** START **

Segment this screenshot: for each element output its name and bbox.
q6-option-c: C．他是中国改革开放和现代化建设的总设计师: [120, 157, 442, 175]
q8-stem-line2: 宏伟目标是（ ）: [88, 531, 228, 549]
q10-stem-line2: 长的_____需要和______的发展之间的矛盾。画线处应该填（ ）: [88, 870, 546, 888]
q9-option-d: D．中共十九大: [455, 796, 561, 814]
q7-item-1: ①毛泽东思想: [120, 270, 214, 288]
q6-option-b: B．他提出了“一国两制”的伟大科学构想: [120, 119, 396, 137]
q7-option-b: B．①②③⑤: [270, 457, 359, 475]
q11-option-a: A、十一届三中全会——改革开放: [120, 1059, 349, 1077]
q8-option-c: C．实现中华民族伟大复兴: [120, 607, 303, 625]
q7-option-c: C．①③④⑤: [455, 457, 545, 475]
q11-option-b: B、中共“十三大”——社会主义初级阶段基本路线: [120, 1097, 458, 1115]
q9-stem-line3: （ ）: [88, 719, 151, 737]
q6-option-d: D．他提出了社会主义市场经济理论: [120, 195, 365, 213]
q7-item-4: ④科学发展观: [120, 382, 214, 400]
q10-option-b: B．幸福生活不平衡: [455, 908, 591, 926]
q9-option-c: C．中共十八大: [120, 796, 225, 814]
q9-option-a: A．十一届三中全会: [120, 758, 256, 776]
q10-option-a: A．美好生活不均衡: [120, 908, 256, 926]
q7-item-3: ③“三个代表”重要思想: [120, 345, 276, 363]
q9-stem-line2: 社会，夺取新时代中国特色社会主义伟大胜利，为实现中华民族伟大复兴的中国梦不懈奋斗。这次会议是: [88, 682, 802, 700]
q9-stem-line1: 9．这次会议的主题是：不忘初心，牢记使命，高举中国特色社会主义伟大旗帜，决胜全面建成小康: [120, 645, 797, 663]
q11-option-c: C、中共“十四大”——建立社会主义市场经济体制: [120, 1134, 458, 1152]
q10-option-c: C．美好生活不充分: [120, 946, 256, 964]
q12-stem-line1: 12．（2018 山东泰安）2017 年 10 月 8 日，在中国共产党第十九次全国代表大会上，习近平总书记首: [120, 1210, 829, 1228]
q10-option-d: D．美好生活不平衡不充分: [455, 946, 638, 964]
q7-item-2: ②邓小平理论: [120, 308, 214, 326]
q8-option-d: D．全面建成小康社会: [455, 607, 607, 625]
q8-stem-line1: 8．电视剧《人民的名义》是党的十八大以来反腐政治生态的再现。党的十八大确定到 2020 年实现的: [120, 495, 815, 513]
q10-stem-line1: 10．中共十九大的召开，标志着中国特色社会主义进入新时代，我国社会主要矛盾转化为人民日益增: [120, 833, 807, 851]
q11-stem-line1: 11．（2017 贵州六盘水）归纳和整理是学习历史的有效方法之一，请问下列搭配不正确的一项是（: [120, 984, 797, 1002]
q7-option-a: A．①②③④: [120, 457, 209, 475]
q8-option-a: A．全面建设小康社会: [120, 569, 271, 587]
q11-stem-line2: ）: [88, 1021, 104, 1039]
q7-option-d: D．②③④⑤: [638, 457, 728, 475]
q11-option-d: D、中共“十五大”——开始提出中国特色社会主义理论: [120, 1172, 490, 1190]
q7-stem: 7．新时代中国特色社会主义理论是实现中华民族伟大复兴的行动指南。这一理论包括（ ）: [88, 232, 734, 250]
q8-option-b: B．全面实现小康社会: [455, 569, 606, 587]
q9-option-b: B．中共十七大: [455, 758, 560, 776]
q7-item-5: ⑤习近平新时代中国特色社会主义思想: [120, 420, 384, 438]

** END **

Render each line of the items above as a JSON list of strings, one string per line, with blank lines omitted.

▸ RESULT BELOW
[
  "Segment this screenshot: for each element output its name and bbox.",
  "q6-option-c: C．他是中国改革开放和现代化建设的总设计师: [120, 157, 442, 175]",
  "q8-stem-line2: 宏伟目标是（ ）: [88, 531, 228, 549]",
  "q10-stem-line2: 长的_____需要和______的发展之间的矛盾。画线处应该填（ ）: [88, 870, 546, 888]",
  "q9-option-d: D．中共十九大: [455, 796, 561, 814]",
  "q7-item-1: ①毛泽东思想: [120, 270, 214, 288]",
  "q6-option-b: B．他提出了“一国两制”的伟大科学构想: [120, 119, 396, 137]",
  "q7-option-b: B．①②③⑤: [270, 457, 359, 475]",
  "q11-option-a: A、十一届三中全会——改革开放: [120, 1059, 349, 1077]",
  "q8-option-c: C．实现中华民族伟大复兴: [120, 607, 303, 625]",
  "q7-option-c: C．①③④⑤: [455, 457, 545, 475]",
  "q11-option-b: B、中共“十三大”——社会主义初级阶段基本路线: [120, 1097, 458, 1115]",
  "q9-stem-line3: （ ）: [88, 719, 151, 737]",
  "q6-option-d: D．他提出了社会主义市场经济理论: [120, 195, 365, 213]",
  "q7-item-4: ④科学发展观: [120, 382, 214, 400]",
  "q10-option-b: B．幸福生活不平衡: [455, 908, 591, 926]",
  "q9-option-c: C．中共十八大: [120, 796, 225, 814]",
  "q9-option-a: A．十一届三中全会: [120, 758, 256, 776]",
  "q10-option-a: A．美好生活不均衡: [120, 908, 256, 926]",
  "q7-item-3: ③“三个代表”重要思想: [120, 345, 276, 363]",
  "q9-stem-line2: 社会，夺取新时代中国特色社会主义伟大胜利，为实现中华民族伟大复兴的中国梦不懈奋斗。这次会议是: [88, 682, 802, 700]",
  "q9-stem-line1: 9．这次会议的主题是：不忘初心，牢记使命，高举中国特色社会主义伟大旗帜，决胜全面建成小康: [120, 645, 797, 663]",
  "q11-option-c: C、中共“十四大”——建立社会主义市场经济体制: [120, 1134, 458, 1152]",
  "q10-option-c: C．美好生活不充分: [120, 946, 256, 964]",
  "q12-stem-line1: 12．（2018 山东泰安）2017 年 10 月 8 日，在中国共产党第十九次全国代表大会上，习近平总书记首: [120, 1210, 829, 1228]",
  "q10-option-d: D．美好生活不平衡不充分: [455, 946, 638, 964]",
  "q7-item-2: ②邓小平理论: [120, 308, 214, 326]",
  "q8-option-d: D．全面建成小康社会: [455, 607, 607, 625]",
  "q8-stem-line1: 8．电视剧《人民的名义》是党的十八大以来反腐政治生态的再现。党的十八大确定到 2020 年实现的: [120, 495, 815, 513]",
  "q10-stem-line1: 10．中共十九大的召开，标志着中国特色社会主义进入新时代，我国社会主要矛盾转化为人民日益增: [120, 833, 807, 851]",
  "q11-stem-line1: 11．（2017 贵州六盘水）归纳和整理是学习历史的有效方法之一，请问下列搭配不正确的一项是（: [120, 984, 797, 1002]",
  "q7-option-a: A．①②③④: [120, 457, 209, 475]",
  "q8-option-a: A．全面建设小康社会: [120, 569, 271, 587]",
  "q11-stem-line2: ）: [88, 1021, 104, 1039]",
  "q7-option-d: D．②③④⑤: [638, 457, 728, 475]",
  "q11-option-d: D、中共“十五大”——开始提出中国特色社会主义理论: [120, 1172, 490, 1190]",
  "q7-stem: 7．新时代中国特色社会主义理论是实现中华民族伟大复兴的行动指南。这一理论包括（ ）: [88, 232, 734, 250]",
  "q8-option-b: B．全面实现小康社会: [455, 569, 606, 587]",
  "q9-option-b: B．中共十七大: [455, 758, 560, 776]",
  "q7-item-5: ⑤习近平新时代中国特色社会主义思想: [120, 420, 384, 438]"
]